# Excerpts from a figure dataset:

>> Begin

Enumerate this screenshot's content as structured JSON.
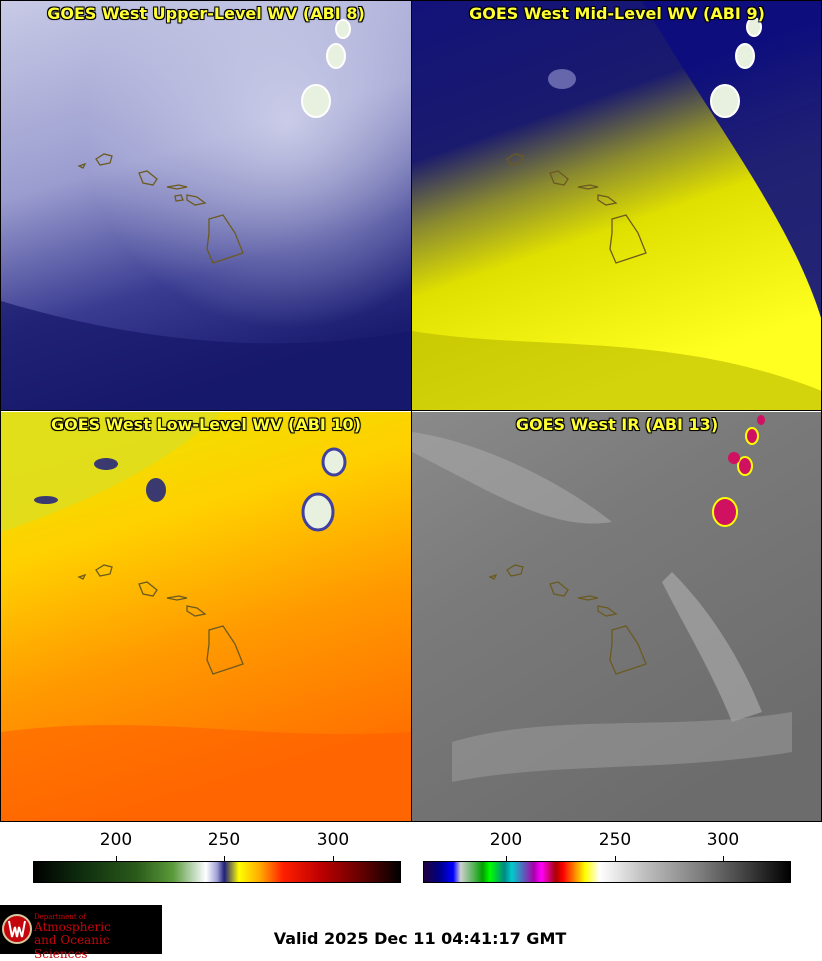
{
  "panels": [
    {
      "title": "GOES West Upper-Level WV (ABI 8)"
    },
    {
      "title": "GOES West Mid-Level WV (ABI 9)"
    },
    {
      "title": "GOES West Low-Level WV (ABI 10)"
    },
    {
      "title": "GOES West IR (ABI 13)"
    }
  ],
  "colorbars": {
    "left": {
      "ticks": [
        "200",
        "250",
        "300"
      ]
    },
    "right": {
      "ticks": [
        "200",
        "250",
        "300"
      ]
    }
  },
  "logo": {
    "line1": "Department of",
    "line2": "Atmospheric",
    "line3": "and Oceanic Sciences"
  },
  "valid_time": "Valid 2025 Dec 11 04:41:17 GMT"
}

>> End

# Request:
Leave the pictures out and copy the rest of the data exactly.

# Expected answer:
Enumerate this screenshot's content as structured JSON.
{
  "panels": [
    {
      "title": "GOES West Upper-Level WV (ABI 8)"
    },
    {
      "title": "GOES West Mid-Level WV (ABI 9)"
    },
    {
      "title": "GOES West Low-Level WV (ABI 10)"
    },
    {
      "title": "GOES West IR (ABI 13)"
    }
  ],
  "colorbars": {
    "left": {
      "ticks": [
        "200",
        "250",
        "300"
      ]
    },
    "right": {
      "ticks": [
        "200",
        "250",
        "300"
      ]
    }
  },
  "logo": {
    "line1": "Department of",
    "line2": "Atmospheric",
    "line3": "and Oceanic Sciences"
  },
  "valid_time": "Valid 2025 Dec 11 04:41:17 GMT"
}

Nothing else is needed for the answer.